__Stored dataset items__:
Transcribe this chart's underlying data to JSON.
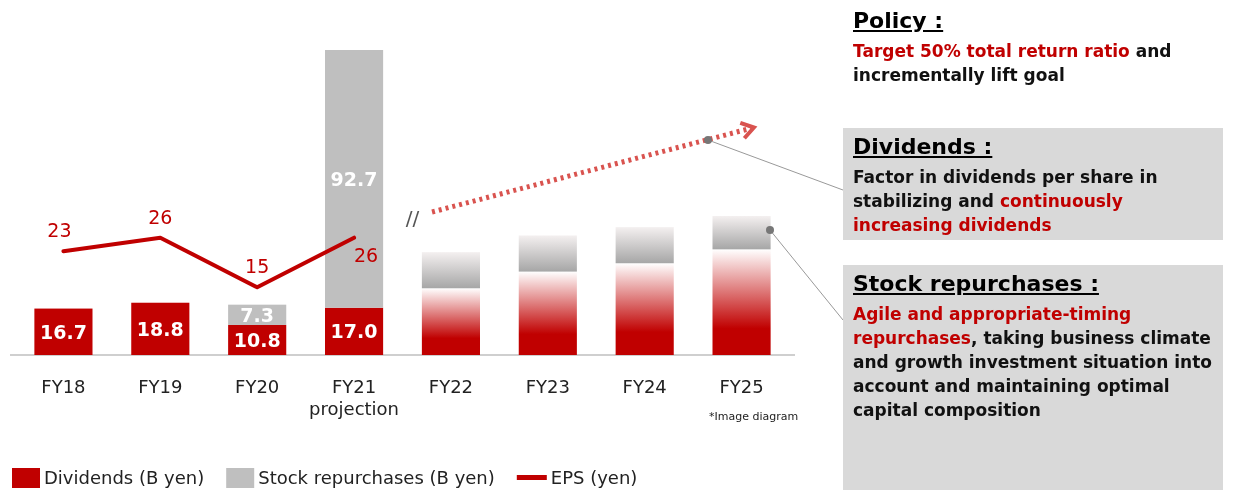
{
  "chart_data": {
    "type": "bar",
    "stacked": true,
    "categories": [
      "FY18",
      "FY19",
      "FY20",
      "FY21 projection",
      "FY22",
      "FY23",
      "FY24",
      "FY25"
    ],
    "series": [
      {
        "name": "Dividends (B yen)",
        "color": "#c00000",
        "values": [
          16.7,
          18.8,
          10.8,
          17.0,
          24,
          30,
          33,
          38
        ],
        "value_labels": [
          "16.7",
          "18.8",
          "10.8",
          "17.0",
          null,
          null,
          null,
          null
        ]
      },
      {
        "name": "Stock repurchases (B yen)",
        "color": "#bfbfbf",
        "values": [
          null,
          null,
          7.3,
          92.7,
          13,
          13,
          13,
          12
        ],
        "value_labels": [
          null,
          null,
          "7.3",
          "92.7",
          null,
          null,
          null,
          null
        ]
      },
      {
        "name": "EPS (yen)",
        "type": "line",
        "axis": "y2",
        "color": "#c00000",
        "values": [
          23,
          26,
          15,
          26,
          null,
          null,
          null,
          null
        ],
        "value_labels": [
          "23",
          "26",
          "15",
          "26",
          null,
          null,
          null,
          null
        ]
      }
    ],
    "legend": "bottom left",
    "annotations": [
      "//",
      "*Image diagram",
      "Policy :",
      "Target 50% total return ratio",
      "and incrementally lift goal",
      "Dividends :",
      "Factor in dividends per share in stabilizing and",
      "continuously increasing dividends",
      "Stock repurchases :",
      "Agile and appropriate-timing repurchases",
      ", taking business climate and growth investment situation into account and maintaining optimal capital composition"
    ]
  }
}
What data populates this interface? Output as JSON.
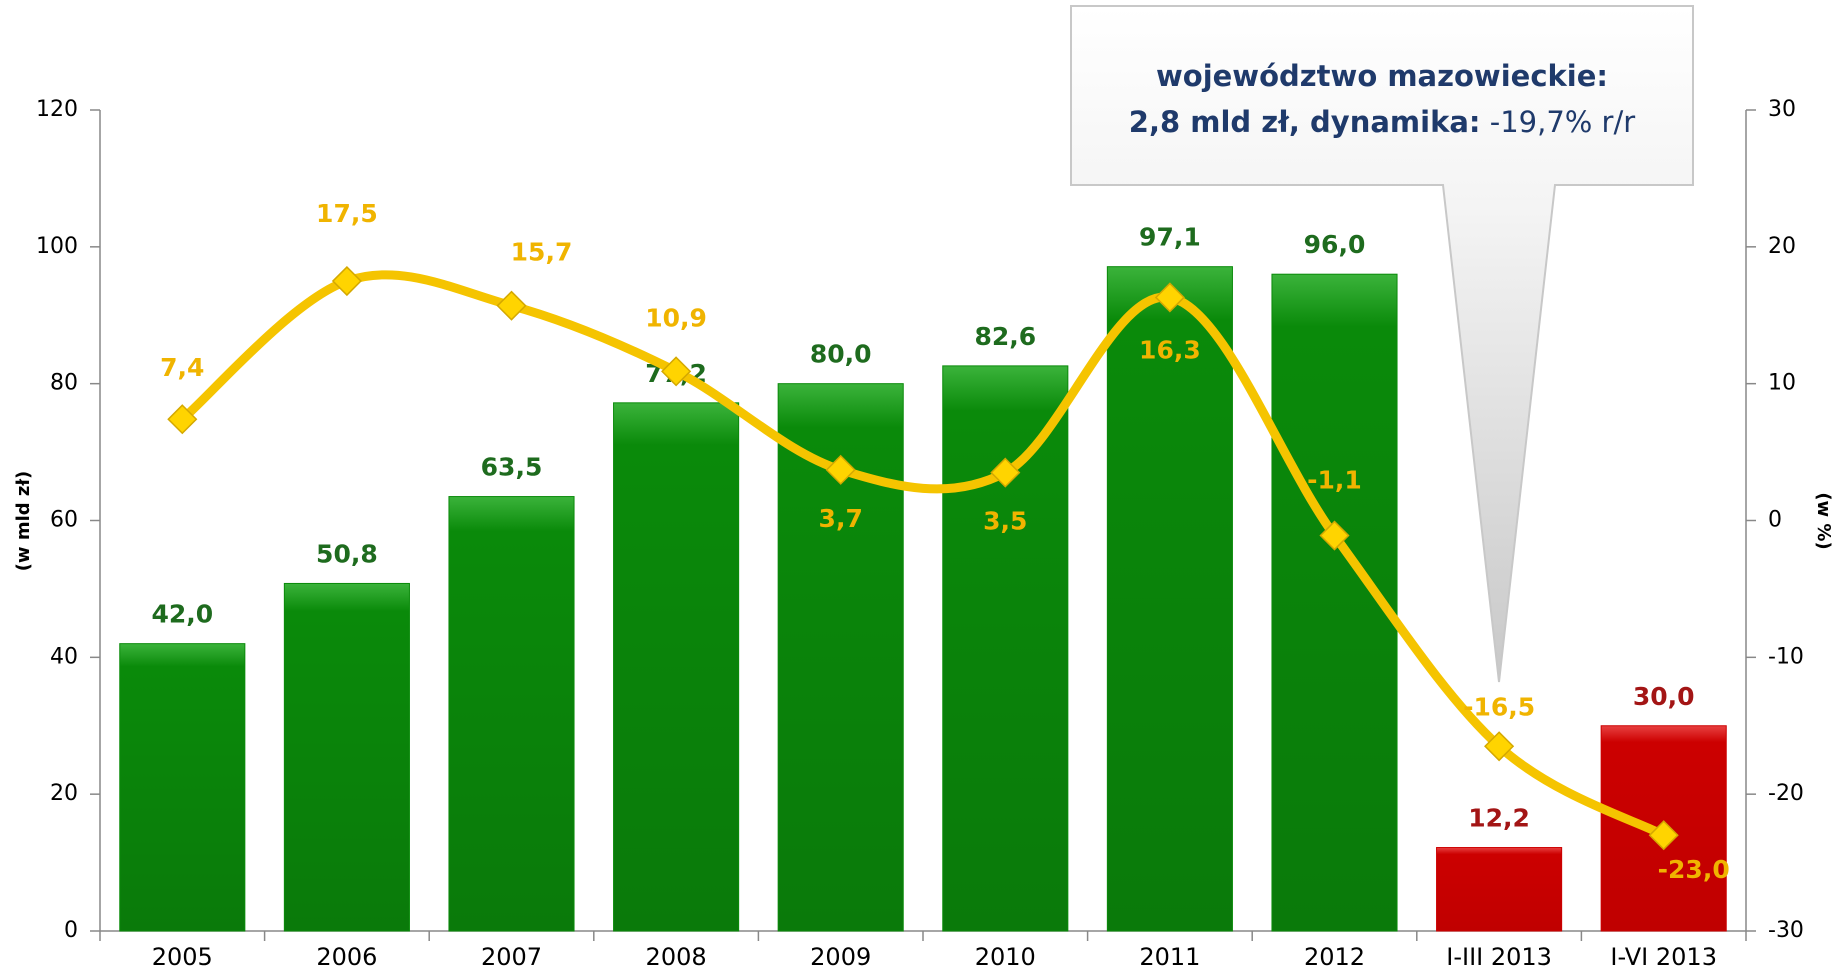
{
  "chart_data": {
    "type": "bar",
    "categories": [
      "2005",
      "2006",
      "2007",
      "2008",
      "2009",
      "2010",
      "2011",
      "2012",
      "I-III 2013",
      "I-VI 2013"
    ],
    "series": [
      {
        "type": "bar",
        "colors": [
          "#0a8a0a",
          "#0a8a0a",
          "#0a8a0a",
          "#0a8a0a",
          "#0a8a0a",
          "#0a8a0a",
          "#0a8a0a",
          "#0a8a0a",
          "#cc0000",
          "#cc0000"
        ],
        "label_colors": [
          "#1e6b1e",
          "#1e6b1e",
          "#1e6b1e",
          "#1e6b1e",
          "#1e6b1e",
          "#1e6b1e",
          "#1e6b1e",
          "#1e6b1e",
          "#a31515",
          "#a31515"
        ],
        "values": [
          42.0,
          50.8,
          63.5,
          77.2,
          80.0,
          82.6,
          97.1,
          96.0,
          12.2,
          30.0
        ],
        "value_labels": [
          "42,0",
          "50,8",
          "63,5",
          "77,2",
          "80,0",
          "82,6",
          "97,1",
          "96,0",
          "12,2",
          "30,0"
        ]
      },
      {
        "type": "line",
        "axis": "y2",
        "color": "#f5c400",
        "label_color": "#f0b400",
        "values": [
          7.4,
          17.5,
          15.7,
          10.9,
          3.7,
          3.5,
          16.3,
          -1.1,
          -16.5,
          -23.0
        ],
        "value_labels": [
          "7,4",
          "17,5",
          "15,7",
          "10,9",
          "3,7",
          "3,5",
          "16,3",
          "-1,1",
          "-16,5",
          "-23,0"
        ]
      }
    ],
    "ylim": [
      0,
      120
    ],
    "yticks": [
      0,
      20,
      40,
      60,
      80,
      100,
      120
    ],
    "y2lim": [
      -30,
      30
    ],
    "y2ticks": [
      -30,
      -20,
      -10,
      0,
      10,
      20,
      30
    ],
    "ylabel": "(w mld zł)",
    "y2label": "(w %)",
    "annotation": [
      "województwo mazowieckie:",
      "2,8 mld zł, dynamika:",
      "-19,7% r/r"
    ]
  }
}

__What to do__: Will you restate every entry word for word and omit the images?

__Solution for this task__:
Transcribe this chart's underlying data to JSON.
{
  "chart_data": {
    "type": "bar",
    "stacked": true,
    "categories": [
      "FY18",
      "FY19",
      "FY20",
      "FY21 projection",
      "FY22",
      "FY23",
      "FY24",
      "FY25"
    ],
    "series": [
      {
        "name": "Dividends (B yen)",
        "color": "#c00000",
        "values": [
          16.7,
          18.8,
          10.8,
          17.0,
          24,
          30,
          33,
          38
        ],
        "value_labels": [
          "16.7",
          "18.8",
          "10.8",
          "17.0",
          null,
          null,
          null,
          null
        ]
      },
      {
        "name": "Stock repurchases (B yen)",
        "color": "#bfbfbf",
        "values": [
          null,
          null,
          7.3,
          92.7,
          13,
          13,
          13,
          12
        ],
        "value_labels": [
          null,
          null,
          "7.3",
          "92.7",
          null,
          null,
          null,
          null
        ]
      },
      {
        "name": "EPS (yen)",
        "type": "line",
        "axis": "y2",
        "color": "#c00000",
        "values": [
          23,
          26,
          15,
          26,
          null,
          null,
          null,
          null
        ],
        "value_labels": [
          "23",
          "26",
          "15",
          "26",
          null,
          null,
          null,
          null
        ]
      }
    ],
    "legend": "bottom left",
    "annotations": [
      "//",
      "*Image diagram",
      "Policy :",
      "Target 50% total return ratio",
      "and incrementally lift goal",
      "Dividends :",
      "Factor in dividends per share in stabilizing and",
      "continuously increasing dividends",
      "Stock repurchases :",
      "Agile and appropriate-timing repurchases",
      ", taking business climate and growth investment situation into account and maintaining optimal capital composition"
    ]
  }
}
What data populates this interface? Output as JSON.
{
  "chart_data": {
    "type": "bar",
    "categories": [
      "2005",
      "2006",
      "2007",
      "2008",
      "2009",
      "2010",
      "2011",
      "2012",
      "I-III 2013",
      "I-VI 2013"
    ],
    "series": [
      {
        "type": "bar",
        "colors": [
          "#0a8a0a",
          "#0a8a0a",
          "#0a8a0a",
          "#0a8a0a",
          "#0a8a0a",
          "#0a8a0a",
          "#0a8a0a",
          "#0a8a0a",
          "#cc0000",
          "#cc0000"
        ],
        "label_colors": [
          "#1e6b1e",
          "#1e6b1e",
          "#1e6b1e",
          "#1e6b1e",
          "#1e6b1e",
          "#1e6b1e",
          "#1e6b1e",
          "#1e6b1e",
          "#a31515",
          "#a31515"
        ],
        "values": [
          42.0,
          50.8,
          63.5,
          77.2,
          80.0,
          82.6,
          97.1,
          96.0,
          12.2,
          30.0
        ],
        "value_labels": [
          "42,0",
          "50,8",
          "63,5",
          "77,2",
          "80,0",
          "82,6",
          "97,1",
          "96,0",
          "12,2",
          "30,0"
        ]
      },
      {
        "type": "line",
        "axis": "y2",
        "color": "#f5c400",
        "label_color": "#f0b400",
        "values": [
          7.4,
          17.5,
          15.7,
          10.9,
          3.7,
          3.5,
          16.3,
          -1.1,
          -16.5,
          -23.0
        ],
        "value_labels": [
          "7,4",
          "17,5",
          "15,7",
          "10,9",
          "3,7",
          "3,5",
          "16,3",
          "-1,1",
          "-16,5",
          "-23,0"
        ]
      }
    ],
    "ylim": [
      0,
      120
    ],
    "yticks": [
      0,
      20,
      40,
      60,
      80,
      100,
      120
    ],
    "y2lim": [
      -30,
      30
    ],
    "y2ticks": [
      -30,
      -20,
      -10,
      0,
      10,
      20,
      30
    ],
    "ylabel": "(w mld zł)",
    "y2label": "(w %)",
    "annotation": [
      "województwo mazowieckie:",
      "2,8 mld zł, dynamika:",
      "-19,7% r/r"
    ]
  }
}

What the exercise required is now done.